- _Problem statement_
Print the entries in full, word for word, but not the pictures.

====

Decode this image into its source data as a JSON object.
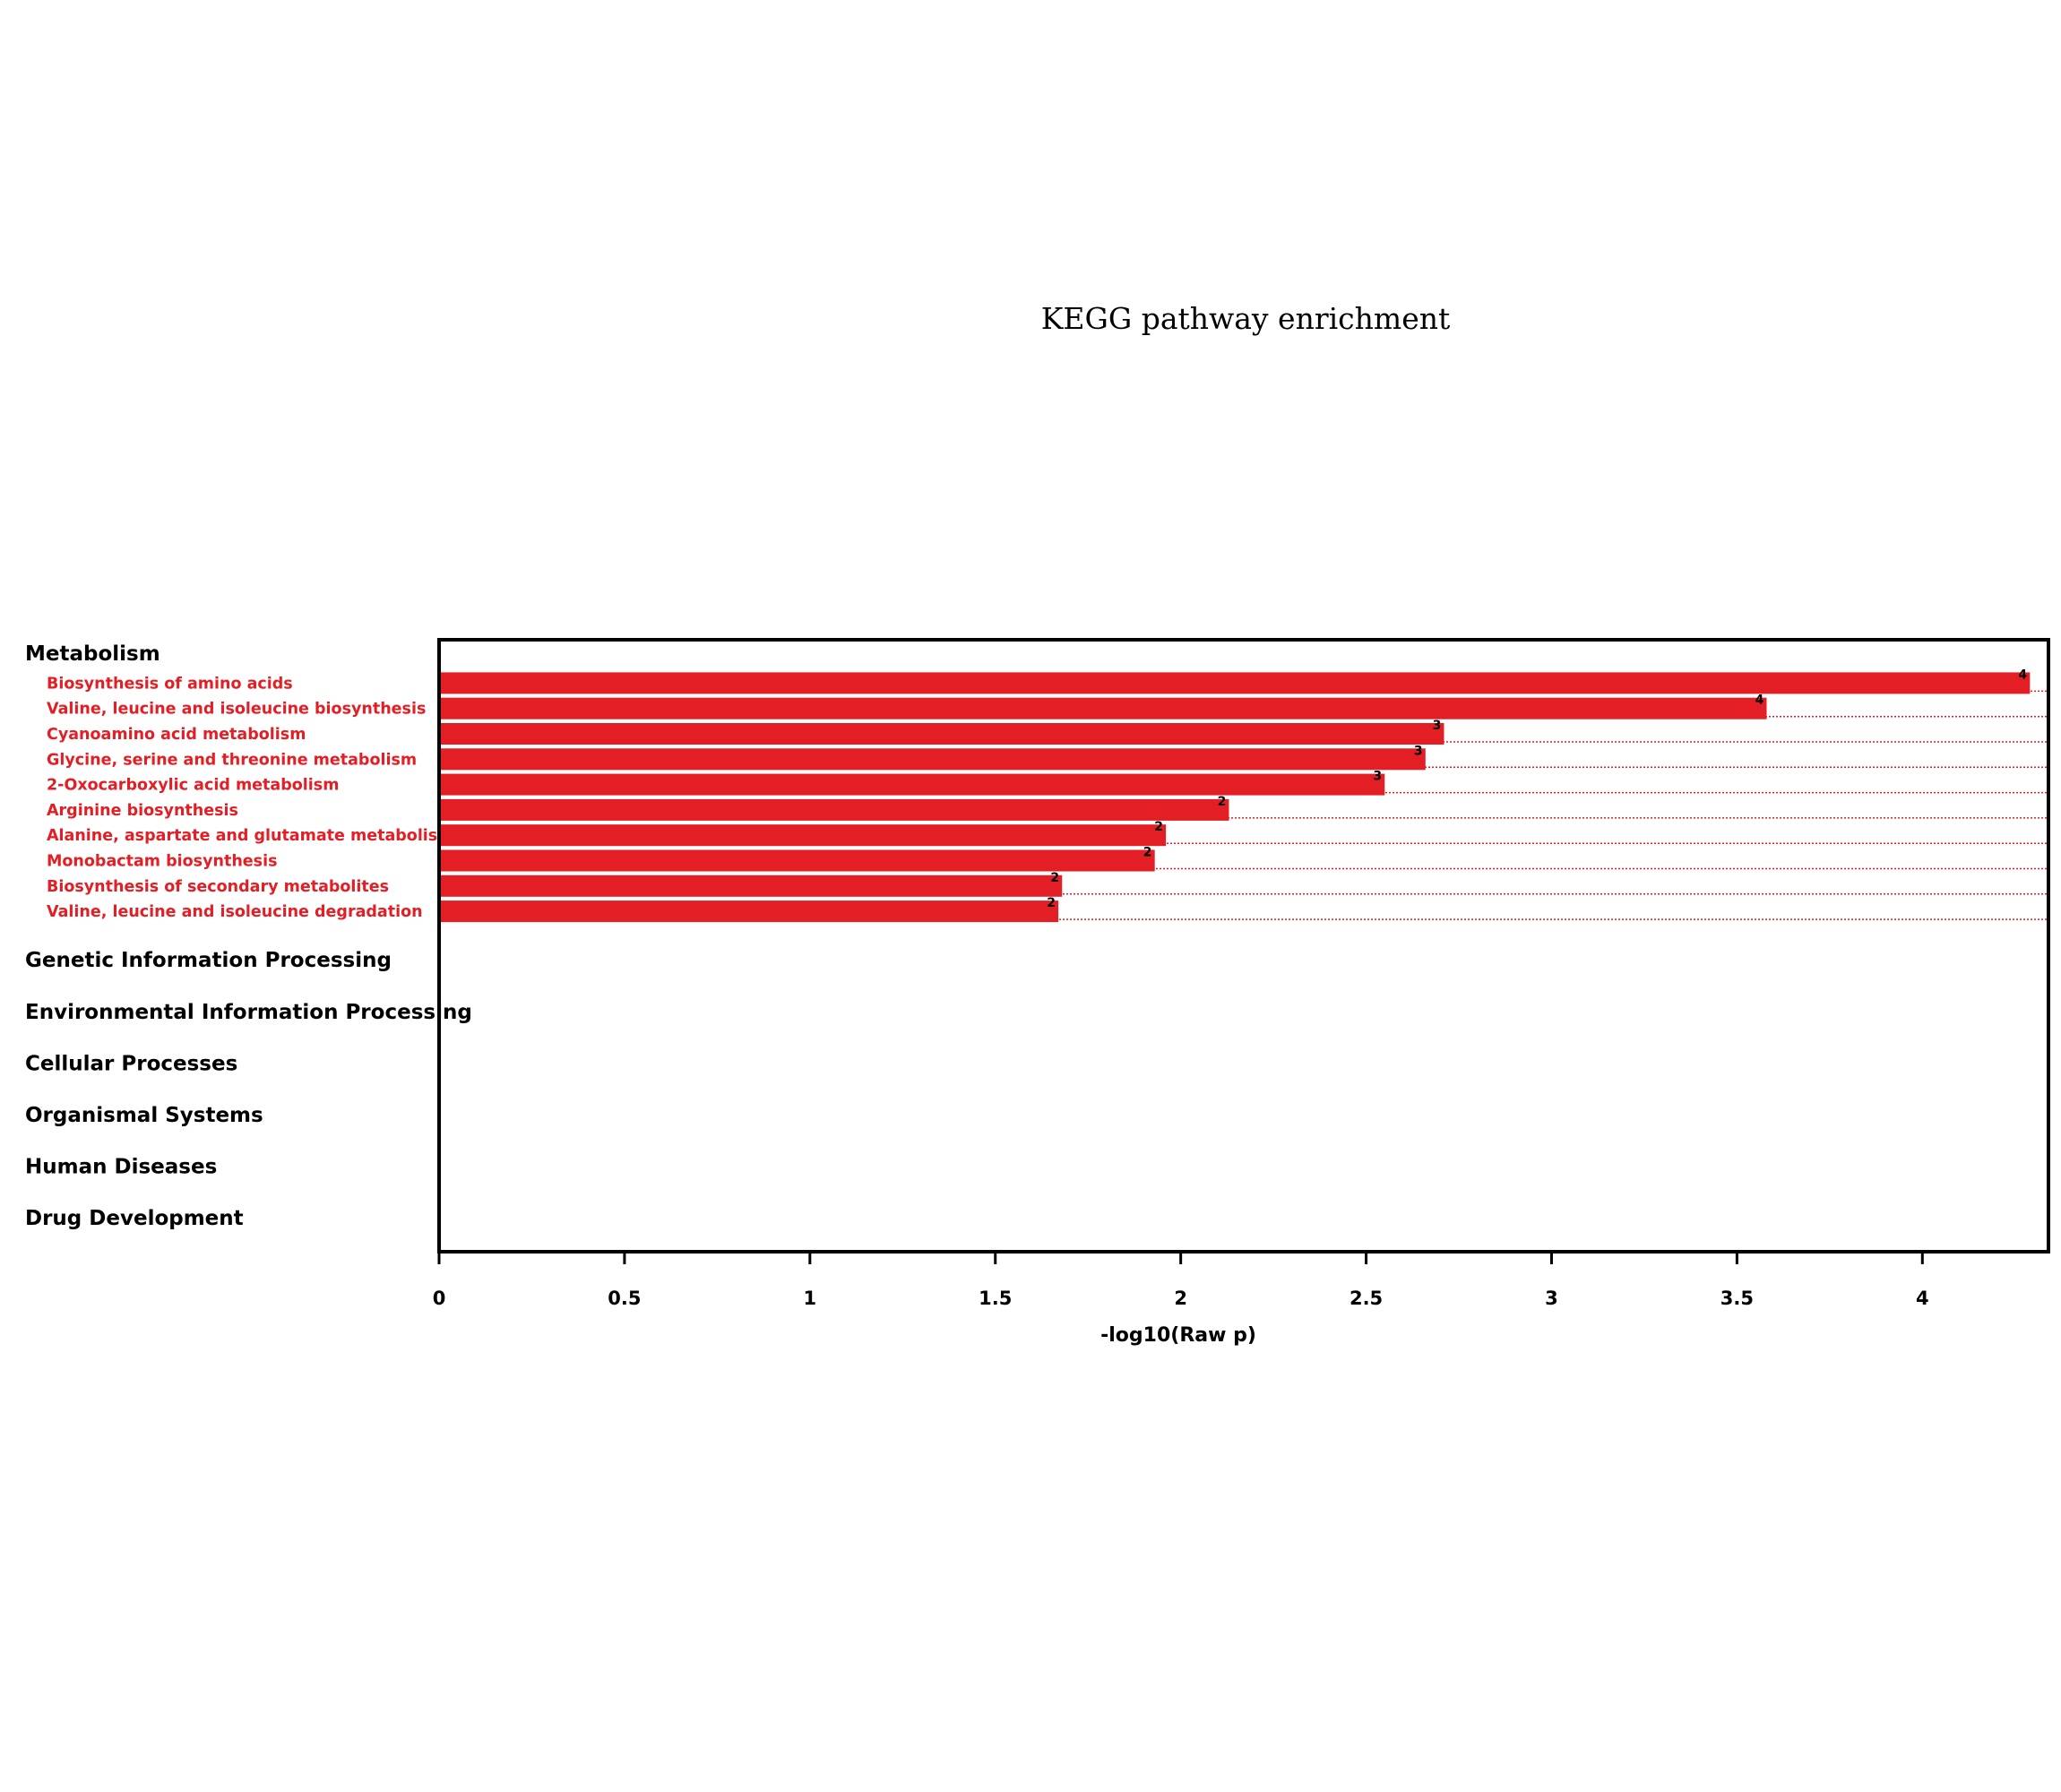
{
  "chart_data": {
    "type": "bar",
    "orientation": "horizontal",
    "title": "KEGG pathway enrichment",
    "xlabel": "-log10(Raw p)",
    "xlim": [
      0,
      4.34
    ],
    "xticks": [
      "0",
      "0.5",
      "1",
      "1.5",
      "2",
      "2.5",
      "3",
      "3.5",
      "4"
    ],
    "bar_color": "#e31e24",
    "label_color": "#e31e24",
    "groups": [
      {
        "name": "Metabolism",
        "items": [
          {
            "label": "Biosynthesis of amino acids",
            "value": 4.29,
            "count": "4"
          },
          {
            "label": "Valine, leucine and isoleucine biosynthesis",
            "value": 3.58,
            "count": "4"
          },
          {
            "label": "Cyanoamino acid metabolism",
            "value": 2.71,
            "count": "3"
          },
          {
            "label": "Glycine, serine and threonine metabolism",
            "value": 2.66,
            "count": "3"
          },
          {
            "label": "2-Oxocarboxylic acid metabolism",
            "value": 2.55,
            "count": "3"
          },
          {
            "label": "Arginine biosynthesis",
            "value": 2.13,
            "count": "2"
          },
          {
            "label": "Alanine, aspartate and glutamate metabolism",
            "value": 1.96,
            "count": "2"
          },
          {
            "label": "Monobactam biosynthesis",
            "value": 1.93,
            "count": "2"
          },
          {
            "label": "Biosynthesis of secondary metabolites",
            "value": 1.68,
            "count": "2"
          },
          {
            "label": "Valine, leucine and isoleucine degradation",
            "value": 1.67,
            "count": "2"
          }
        ]
      },
      {
        "name": "Genetic Information Processing",
        "items": []
      },
      {
        "name": "Environmental Information Processing",
        "items": []
      },
      {
        "name": "Cellular Processes",
        "items": []
      },
      {
        "name": "Organismal Systems",
        "items": []
      },
      {
        "name": "Human Diseases",
        "items": []
      },
      {
        "name": "Drug Development",
        "items": []
      }
    ]
  }
}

====

- _Written response_
Decode this image into its source data as a JSON object.
{
  "chart_data": {
    "type": "bar",
    "orientation": "horizontal",
    "title": "KEGG pathway enrichment",
    "xlabel": "-log10(Raw p)",
    "xlim": [
      0,
      4.34
    ],
    "xticks": [
      "0",
      "0.5",
      "1",
      "1.5",
      "2",
      "2.5",
      "3",
      "3.5",
      "4"
    ],
    "bar_color": "#e31e24",
    "label_color": "#e31e24",
    "groups": [
      {
        "name": "Metabolism",
        "items": [
          {
            "label": "Biosynthesis of amino acids",
            "value": 4.29,
            "count": "4"
          },
          {
            "label": "Valine, leucine and isoleucine biosynthesis",
            "value": 3.58,
            "count": "4"
          },
          {
            "label": "Cyanoamino acid metabolism",
            "value": 2.71,
            "count": "3"
          },
          {
            "label": "Glycine, serine and threonine metabolism",
            "value": 2.66,
            "count": "3"
          },
          {
            "label": "2-Oxocarboxylic acid metabolism",
            "value": 2.55,
            "count": "3"
          },
          {
            "label": "Arginine biosynthesis",
            "value": 2.13,
            "count": "2"
          },
          {
            "label": "Alanine, aspartate and glutamate metabolism",
            "value": 1.96,
            "count": "2"
          },
          {
            "label": "Monobactam biosynthesis",
            "value": 1.93,
            "count": "2"
          },
          {
            "label": "Biosynthesis of secondary metabolites",
            "value": 1.68,
            "count": "2"
          },
          {
            "label": "Valine, leucine and isoleucine degradation",
            "value": 1.67,
            "count": "2"
          }
        ]
      },
      {
        "name": "Genetic Information Processing",
        "items": []
      },
      {
        "name": "Environmental Information Processing",
        "items": []
      },
      {
        "name": "Cellular Processes",
        "items": []
      },
      {
        "name": "Organismal Systems",
        "items": []
      },
      {
        "name": "Human Diseases",
        "items": []
      },
      {
        "name": "Drug Development",
        "items": []
      }
    ]
  }
}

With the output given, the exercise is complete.